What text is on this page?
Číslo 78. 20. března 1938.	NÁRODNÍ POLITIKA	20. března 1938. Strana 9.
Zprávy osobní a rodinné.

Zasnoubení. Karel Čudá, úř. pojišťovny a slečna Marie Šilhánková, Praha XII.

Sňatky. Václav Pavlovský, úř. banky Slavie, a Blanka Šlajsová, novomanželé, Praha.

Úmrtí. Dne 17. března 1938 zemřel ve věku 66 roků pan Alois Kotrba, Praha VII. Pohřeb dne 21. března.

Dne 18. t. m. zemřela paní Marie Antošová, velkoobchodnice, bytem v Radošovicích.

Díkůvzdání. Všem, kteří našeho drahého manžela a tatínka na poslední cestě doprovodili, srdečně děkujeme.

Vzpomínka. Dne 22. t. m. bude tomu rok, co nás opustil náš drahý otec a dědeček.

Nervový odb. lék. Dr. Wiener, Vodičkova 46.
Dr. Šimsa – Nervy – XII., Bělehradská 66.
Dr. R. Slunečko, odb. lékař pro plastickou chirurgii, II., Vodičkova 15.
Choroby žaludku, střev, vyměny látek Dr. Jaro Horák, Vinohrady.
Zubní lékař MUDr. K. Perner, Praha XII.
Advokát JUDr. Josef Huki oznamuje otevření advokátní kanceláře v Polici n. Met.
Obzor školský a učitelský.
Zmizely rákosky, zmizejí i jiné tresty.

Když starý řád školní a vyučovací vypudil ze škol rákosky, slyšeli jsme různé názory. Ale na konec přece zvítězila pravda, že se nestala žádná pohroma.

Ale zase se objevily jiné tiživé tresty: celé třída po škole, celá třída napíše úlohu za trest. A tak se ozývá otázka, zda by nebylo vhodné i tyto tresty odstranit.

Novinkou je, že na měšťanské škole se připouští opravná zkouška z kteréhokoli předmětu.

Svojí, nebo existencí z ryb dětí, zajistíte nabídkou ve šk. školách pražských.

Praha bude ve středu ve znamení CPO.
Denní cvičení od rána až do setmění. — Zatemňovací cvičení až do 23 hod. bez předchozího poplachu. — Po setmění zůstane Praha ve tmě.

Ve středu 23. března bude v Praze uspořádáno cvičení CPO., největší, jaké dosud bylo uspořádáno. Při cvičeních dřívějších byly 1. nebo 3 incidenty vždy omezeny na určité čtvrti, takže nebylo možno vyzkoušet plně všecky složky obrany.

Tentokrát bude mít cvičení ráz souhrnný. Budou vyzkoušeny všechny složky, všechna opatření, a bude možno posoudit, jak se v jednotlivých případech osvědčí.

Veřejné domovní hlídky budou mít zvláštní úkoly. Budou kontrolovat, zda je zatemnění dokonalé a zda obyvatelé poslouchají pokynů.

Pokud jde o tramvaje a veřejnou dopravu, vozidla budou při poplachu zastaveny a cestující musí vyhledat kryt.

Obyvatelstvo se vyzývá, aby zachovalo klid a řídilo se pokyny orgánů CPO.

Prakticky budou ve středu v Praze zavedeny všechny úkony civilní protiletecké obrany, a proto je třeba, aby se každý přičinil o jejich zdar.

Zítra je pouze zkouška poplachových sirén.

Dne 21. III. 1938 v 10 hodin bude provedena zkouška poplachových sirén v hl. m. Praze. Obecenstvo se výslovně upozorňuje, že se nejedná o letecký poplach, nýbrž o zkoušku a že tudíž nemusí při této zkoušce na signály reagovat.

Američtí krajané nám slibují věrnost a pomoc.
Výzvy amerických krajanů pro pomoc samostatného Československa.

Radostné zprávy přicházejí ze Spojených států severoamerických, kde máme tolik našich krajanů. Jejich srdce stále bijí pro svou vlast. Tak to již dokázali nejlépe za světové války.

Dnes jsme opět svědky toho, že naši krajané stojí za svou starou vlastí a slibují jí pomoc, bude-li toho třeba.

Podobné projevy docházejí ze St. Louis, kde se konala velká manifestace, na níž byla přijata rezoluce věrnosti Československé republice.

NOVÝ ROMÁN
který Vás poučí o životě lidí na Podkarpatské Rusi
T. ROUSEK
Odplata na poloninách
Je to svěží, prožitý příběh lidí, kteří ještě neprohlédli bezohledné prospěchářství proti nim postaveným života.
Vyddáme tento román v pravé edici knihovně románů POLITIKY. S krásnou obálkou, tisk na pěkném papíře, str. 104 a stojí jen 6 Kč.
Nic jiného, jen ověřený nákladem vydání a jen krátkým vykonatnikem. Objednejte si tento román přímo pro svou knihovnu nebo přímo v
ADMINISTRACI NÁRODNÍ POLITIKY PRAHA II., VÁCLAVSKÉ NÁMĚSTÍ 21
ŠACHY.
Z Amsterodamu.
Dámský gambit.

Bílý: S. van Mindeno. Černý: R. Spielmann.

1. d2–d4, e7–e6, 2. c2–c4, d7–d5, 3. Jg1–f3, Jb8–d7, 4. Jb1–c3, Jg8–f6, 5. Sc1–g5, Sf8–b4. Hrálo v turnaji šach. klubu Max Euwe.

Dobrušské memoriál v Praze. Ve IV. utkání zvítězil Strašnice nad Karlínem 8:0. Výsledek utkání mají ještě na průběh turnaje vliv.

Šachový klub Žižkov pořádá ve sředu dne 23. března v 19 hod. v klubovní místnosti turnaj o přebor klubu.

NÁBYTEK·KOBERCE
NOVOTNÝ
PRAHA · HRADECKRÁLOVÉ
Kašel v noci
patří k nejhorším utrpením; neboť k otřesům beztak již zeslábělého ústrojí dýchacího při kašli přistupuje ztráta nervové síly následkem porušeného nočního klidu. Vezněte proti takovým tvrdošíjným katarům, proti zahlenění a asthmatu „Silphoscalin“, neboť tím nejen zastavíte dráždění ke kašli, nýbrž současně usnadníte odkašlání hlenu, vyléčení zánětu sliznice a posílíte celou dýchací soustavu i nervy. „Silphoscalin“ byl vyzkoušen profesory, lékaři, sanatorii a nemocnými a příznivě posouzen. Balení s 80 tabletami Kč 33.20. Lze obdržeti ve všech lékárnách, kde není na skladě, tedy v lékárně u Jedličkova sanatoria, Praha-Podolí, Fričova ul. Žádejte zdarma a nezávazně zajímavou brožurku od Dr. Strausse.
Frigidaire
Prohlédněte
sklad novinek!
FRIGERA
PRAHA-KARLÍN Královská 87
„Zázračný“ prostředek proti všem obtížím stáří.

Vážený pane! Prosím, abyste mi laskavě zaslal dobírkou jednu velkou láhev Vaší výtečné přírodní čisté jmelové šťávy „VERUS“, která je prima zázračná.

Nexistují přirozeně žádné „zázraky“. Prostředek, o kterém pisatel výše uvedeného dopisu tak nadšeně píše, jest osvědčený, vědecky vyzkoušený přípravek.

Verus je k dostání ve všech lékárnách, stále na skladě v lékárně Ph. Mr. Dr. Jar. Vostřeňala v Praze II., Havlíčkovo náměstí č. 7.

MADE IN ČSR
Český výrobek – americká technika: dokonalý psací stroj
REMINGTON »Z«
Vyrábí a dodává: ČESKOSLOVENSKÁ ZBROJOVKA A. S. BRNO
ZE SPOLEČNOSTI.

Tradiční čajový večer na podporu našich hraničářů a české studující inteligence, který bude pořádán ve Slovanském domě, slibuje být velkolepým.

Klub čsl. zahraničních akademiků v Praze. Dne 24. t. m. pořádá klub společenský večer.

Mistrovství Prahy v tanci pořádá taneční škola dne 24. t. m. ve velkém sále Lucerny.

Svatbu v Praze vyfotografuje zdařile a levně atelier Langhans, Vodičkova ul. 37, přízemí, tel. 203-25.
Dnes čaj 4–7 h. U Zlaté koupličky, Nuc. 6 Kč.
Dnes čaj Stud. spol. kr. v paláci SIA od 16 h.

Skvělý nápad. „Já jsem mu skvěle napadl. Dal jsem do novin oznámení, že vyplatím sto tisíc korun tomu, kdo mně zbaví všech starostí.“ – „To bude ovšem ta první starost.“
++++++
In the data above, how many lines contain the string "možno"? Answer with the number only.

2